Goal: Could you copy out every one of the rows below word for word, leaving out the pictures?

-- START OF Records supplied --

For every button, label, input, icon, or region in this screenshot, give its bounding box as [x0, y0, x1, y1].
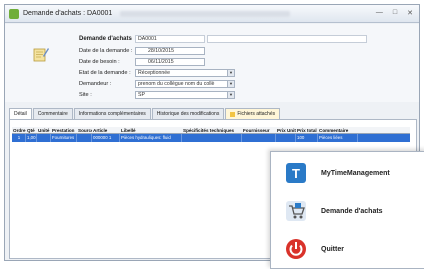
table-row[interactable]: 1 1,00 Fournitures 000000 1 Pièces hydra…	[12, 134, 410, 142]
cell-supplier[interactable]	[242, 134, 276, 142]
window-controls: — □ ✕	[376, 9, 413, 17]
requester-select[interactable]: prenom du collègue nom du collè ▼	[135, 80, 235, 88]
menu-item-label: MyTimeManagement	[321, 169, 390, 177]
requester-label: Demandeur :	[79, 81, 112, 87]
status-label: Etat de la demande :	[79, 70, 131, 76]
lines-grid: Ordre Qté Unité Prestation Source Articl…	[12, 127, 410, 142]
cell-comment[interactable]: Pièces liées	[318, 134, 358, 142]
detail-tabs: Détail Commentaire Informations compléme…	[9, 108, 281, 119]
clock-app-icon: T	[286, 163, 306, 183]
minimize-icon[interactable]: —	[376, 9, 383, 17]
window-title: Demande d'achats : DA0001	[23, 10, 113, 17]
folder-icon	[230, 111, 236, 117]
cell-quantity[interactable]: 1,00	[26, 134, 37, 142]
status-value: Réceptionnée	[138, 70, 171, 76]
menu-item-label: Quitter	[321, 245, 344, 253]
request-number-extension	[207, 35, 367, 43]
menu-item-label: Demande d'achats	[321, 207, 383, 215]
site-select[interactable]: SP ▼	[135, 91, 235, 99]
purchase-cart-icon	[286, 201, 306, 221]
status-select[interactable]: Réceptionnée ▼	[135, 69, 235, 77]
cell-unit-price[interactable]	[276, 134, 296, 142]
blurred-title-detail	[120, 10, 291, 17]
section-label: Demande d'achats	[79, 36, 132, 42]
cell-source[interactable]	[77, 134, 92, 142]
col-header[interactable]: Article	[92, 127, 120, 133]
chevron-down-icon[interactable]: ▼	[227, 81, 234, 87]
tab-attachments-label: Fichiers attachés	[237, 111, 276, 117]
document-edit-icon	[33, 48, 49, 62]
tab-comment[interactable]: Commentaire	[32, 108, 73, 119]
col-header[interactable]: Prix total	[296, 127, 318, 133]
cell-service[interactable]: Fournitures	[51, 134, 77, 142]
tab-additional-info[interactable]: Informations complémentaires	[73, 108, 151, 119]
col-header[interactable]: Fournisseur	[242, 127, 276, 133]
menu-item-quit[interactable]: Quitter	[271, 232, 424, 266]
request-number-field: DA0001	[135, 35, 205, 43]
tab-attachments[interactable]: Fichiers attachés	[225, 108, 281, 119]
need-date-field[interactable]: 06/11/2015	[135, 58, 205, 66]
col-header[interactable]: Libellé	[120, 127, 182, 133]
request-date-label: Date de la demande :	[79, 48, 133, 54]
col-header[interactable]: Source	[77, 127, 92, 133]
col-header[interactable]: Commentaire	[318, 127, 358, 133]
menu-item-purchase-request[interactable]: Demande d'achats	[271, 194, 424, 228]
cell-total-price[interactable]: 100	[296, 134, 318, 142]
col-header[interactable]: Qté	[26, 127, 37, 133]
request-header: Demande d'achats DA0001 Date de la deman…	[5, 24, 419, 102]
power-off-icon	[286, 239, 306, 259]
title-bar[interactable]: Demande d'achats : DA0001 — □ ✕	[5, 5, 419, 23]
site-value: SP	[138, 92, 145, 98]
cell-description[interactable]: Pièces hydrauliques: fluid	[120, 134, 182, 142]
close-icon[interactable]: ✕	[407, 9, 413, 17]
request-date-field[interactable]: 28/10/2015	[135, 47, 205, 55]
col-header[interactable]: Ordre	[12, 127, 26, 133]
need-date-label: Date de besoin :	[79, 59, 120, 65]
svg-text:T: T	[292, 166, 300, 181]
site-label: Site :	[79, 92, 92, 98]
requester-value: prenom du collègue nom du collè	[138, 81, 215, 87]
cell-specs[interactable]	[182, 134, 242, 142]
col-header[interactable]: Spécificités techniques	[182, 127, 242, 133]
app-icon	[9, 8, 19, 19]
cell-unit[interactable]	[37, 134, 51, 142]
cell-article[interactable]: 000000 1	[92, 134, 120, 142]
tab-history[interactable]: Historique des modifications	[151, 108, 225, 119]
cell-order[interactable]: 1	[12, 134, 26, 142]
maximize-icon[interactable]: □	[393, 9, 397, 17]
grid-header: Ordre Qté Unité Prestation Source Articl…	[12, 127, 410, 134]
app-launcher-menu: T MyTimeManagement Demande d'achats Quit…	[270, 151, 424, 269]
col-header[interactable]: Unité	[37, 127, 51, 133]
col-header[interactable]: Prix Unit	[276, 127, 296, 133]
tab-detail[interactable]: Détail	[9, 108, 32, 119]
chevron-down-icon[interactable]: ▼	[227, 92, 234, 98]
chevron-down-icon[interactable]: ▼	[227, 70, 234, 76]
col-header[interactable]: Prestation	[51, 127, 77, 133]
menu-item-mytimemanagement[interactable]: T MyTimeManagement	[271, 156, 424, 190]
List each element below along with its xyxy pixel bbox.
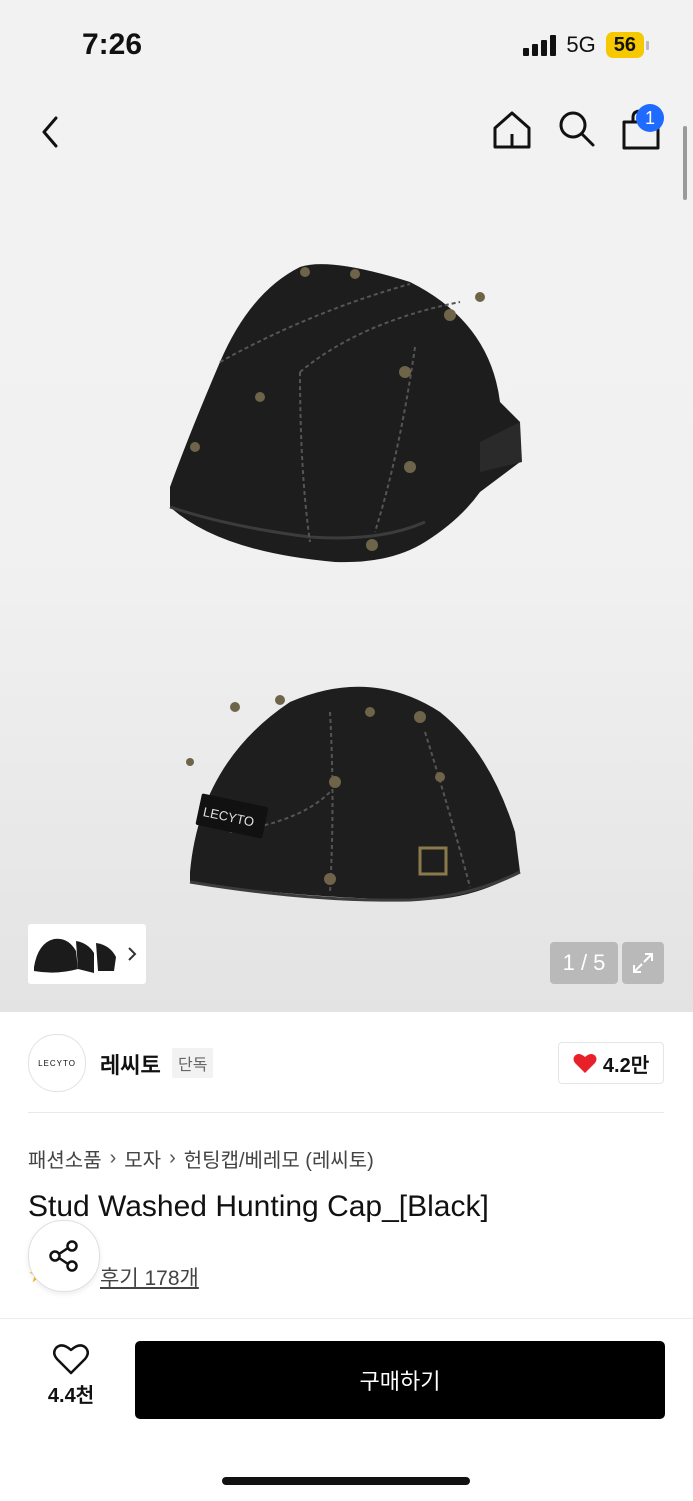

-- END OF Records supplied --

Final answer:
For every button, label, input, icon, or region in this screenshot, give its bounding box as [x0, y0, x1, y1].
table-row[interactable]: 1 1,00 Fournitures 000000 1 Pièces hydra…	[12, 134, 410, 142]
cell-supplier[interactable]	[242, 134, 276, 142]
window-controls: — □ ✕	[376, 9, 413, 17]
requester-select[interactable]: prenom du collègue nom du collè ▼	[135, 80, 235, 88]
menu-item-label: MyTimeManagement	[321, 169, 390, 177]
requester-label: Demandeur :	[79, 81, 112, 87]
status-label: Etat de la demande :	[79, 70, 131, 76]
lines-grid: Ordre Qté Unité Prestation Source Articl…	[12, 127, 410, 142]
cell-comment[interactable]: Pièces liées	[318, 134, 358, 142]
detail-tabs: Détail Commentaire Informations compléme…	[9, 108, 281, 119]
clock-app-icon: T	[286, 163, 306, 183]
minimize-icon[interactable]: —	[376, 9, 383, 17]
window-title: Demande d'achats : DA0001	[23, 10, 113, 17]
folder-icon	[230, 111, 236, 117]
cell-quantity[interactable]: 1,00	[26, 134, 37, 142]
status-value: Réceptionnée	[138, 70, 171, 76]
menu-item-label: Quitter	[321, 245, 344, 253]
request-number-extension	[207, 35, 367, 43]
menu-item-label: Demande d'achats	[321, 207, 383, 215]
site-select[interactable]: SP ▼	[135, 91, 235, 99]
purchase-cart-icon	[286, 201, 306, 221]
status-select[interactable]: Réceptionnée ▼	[135, 69, 235, 77]
cell-unit-price[interactable]	[276, 134, 296, 142]
blurred-title-detail	[120, 10, 291, 17]
section-label: Demande d'achats	[79, 36, 132, 42]
cell-source[interactable]	[77, 134, 92, 142]
col-header[interactable]: Article	[92, 127, 120, 133]
chevron-down-icon[interactable]: ▼	[227, 81, 234, 87]
tab-attachments-label: Fichiers attachés	[237, 111, 276, 117]
document-edit-icon	[33, 48, 49, 62]
tab-comment[interactable]: Commentaire	[32, 108, 73, 119]
col-header[interactable]: Prix total	[296, 127, 318, 133]
cell-service[interactable]: Fournitures	[51, 134, 77, 142]
tab-additional-info[interactable]: Informations complémentaires	[73, 108, 151, 119]
col-header[interactable]: Fournisseur	[242, 127, 276, 133]
menu-item-quit[interactable]: Quitter	[271, 232, 424, 266]
request-number-field: DA0001	[135, 35, 205, 43]
tab-attachments[interactable]: Fichiers attachés	[225, 108, 281, 119]
need-date-field[interactable]: 06/11/2015	[135, 58, 205, 66]
col-header[interactable]: Libellé	[120, 127, 182, 133]
request-date-label: Date de la demande :	[79, 48, 133, 54]
col-header[interactable]: Source	[77, 127, 92, 133]
col-header[interactable]: Commentaire	[318, 127, 358, 133]
menu-item-purchase-request[interactable]: Demande d'achats	[271, 194, 424, 228]
cell-total-price[interactable]: 100	[296, 134, 318, 142]
col-header[interactable]: Qté	[26, 127, 37, 133]
request-header: Demande d'achats DA0001 Date de la deman…	[5, 24, 419, 102]
power-off-icon	[286, 239, 306, 259]
title-bar[interactable]: Demande d'achats : DA0001 — □ ✕	[5, 5, 419, 23]
site-value: SP	[138, 92, 145, 98]
cell-description[interactable]: Pièces hydrauliques: fluid	[120, 134, 182, 142]
close-icon[interactable]: ✕	[407, 9, 413, 17]
request-date-field[interactable]: 28/10/2015	[135, 47, 205, 55]
col-header[interactable]: Ordre	[12, 127, 26, 133]
need-date-label: Date de besoin :	[79, 59, 120, 65]
svg-text:T: T	[292, 166, 300, 181]
site-label: Site :	[79, 92, 92, 98]
requester-value: prenom du collègue nom du collè	[138, 81, 215, 87]
cell-specs[interactable]	[182, 134, 242, 142]
col-header[interactable]: Spécificités techniques	[182, 127, 242, 133]
app-icon	[9, 8, 19, 19]
cell-unit[interactable]	[37, 134, 51, 142]
cell-article[interactable]: 000000 1	[92, 134, 120, 142]
tab-history[interactable]: Historique des modifications	[151, 108, 225, 119]
cell-order[interactable]: 1	[12, 134, 26, 142]
maximize-icon[interactable]: □	[393, 9, 397, 17]
grid-header: Ordre Qté Unité Prestation Source Articl…	[12, 127, 410, 134]
app-launcher-menu: T MyTimeManagement Demande d'achats Quit…	[270, 151, 424, 269]
col-header[interactable]: Unité	[37, 127, 51, 133]
col-header[interactable]: Prix Unit	[276, 127, 296, 133]
tab-detail[interactable]: Détail	[9, 108, 32, 119]
chevron-down-icon[interactable]: ▼	[227, 92, 234, 98]
chevron-down-icon[interactable]: ▼	[227, 70, 234, 76]
col-header[interactable]: Prestation	[51, 127, 77, 133]
menu-item-mytimemanagement[interactable]: T MyTimeManagement	[271, 156, 424, 190]
List each element below along with its xyxy pixel bbox.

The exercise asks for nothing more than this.